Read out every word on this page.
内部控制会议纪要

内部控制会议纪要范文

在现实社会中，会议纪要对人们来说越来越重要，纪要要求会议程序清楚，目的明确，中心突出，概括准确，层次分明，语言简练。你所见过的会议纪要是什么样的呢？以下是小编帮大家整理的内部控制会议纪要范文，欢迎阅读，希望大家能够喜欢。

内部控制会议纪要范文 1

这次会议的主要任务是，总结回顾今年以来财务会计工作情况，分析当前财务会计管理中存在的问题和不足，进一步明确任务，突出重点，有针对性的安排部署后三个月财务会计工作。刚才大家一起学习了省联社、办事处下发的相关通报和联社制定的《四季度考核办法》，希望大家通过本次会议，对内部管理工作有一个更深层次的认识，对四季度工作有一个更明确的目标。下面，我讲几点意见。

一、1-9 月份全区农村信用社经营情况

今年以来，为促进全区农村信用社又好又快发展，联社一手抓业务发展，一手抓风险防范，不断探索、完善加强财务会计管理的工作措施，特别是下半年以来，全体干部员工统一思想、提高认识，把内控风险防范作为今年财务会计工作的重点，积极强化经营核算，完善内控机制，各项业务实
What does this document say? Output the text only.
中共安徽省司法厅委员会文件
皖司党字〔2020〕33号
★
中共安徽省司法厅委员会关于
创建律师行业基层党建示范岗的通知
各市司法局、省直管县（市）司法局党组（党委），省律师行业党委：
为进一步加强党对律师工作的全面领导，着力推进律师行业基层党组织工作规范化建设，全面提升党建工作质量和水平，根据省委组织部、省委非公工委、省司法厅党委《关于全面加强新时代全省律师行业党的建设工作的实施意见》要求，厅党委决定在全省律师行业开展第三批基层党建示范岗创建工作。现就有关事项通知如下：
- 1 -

+++

Task goal
Copy exactly, and only, the lines from the one containing "What does this" through the last line of the listing.

Full solution
What does this document say? Output the text only.
中共安徽省司法厅委员会文件
皖司党字〔2020〕33号
★
中共安徽省司法厅委员会关于
创建律师行业基层党建示范岗的通知
各市司法局、省直管县（市）司法局党组（党委），省律师行业党委：
为进一步加强党对律师工作的全面领导，着力推进律师行业基层党组织工作规范化建设，全面提升党建工作质量和水平，根据省委组织部、省委非公工委、省司法厅党委《关于全面加强新时代全省律师行业党的建设工作的实施意见》要求，厅党委决定在全省律师行业开展第三批基层党建示范岗创建工作。现就有关事项通知如下：
- 1 -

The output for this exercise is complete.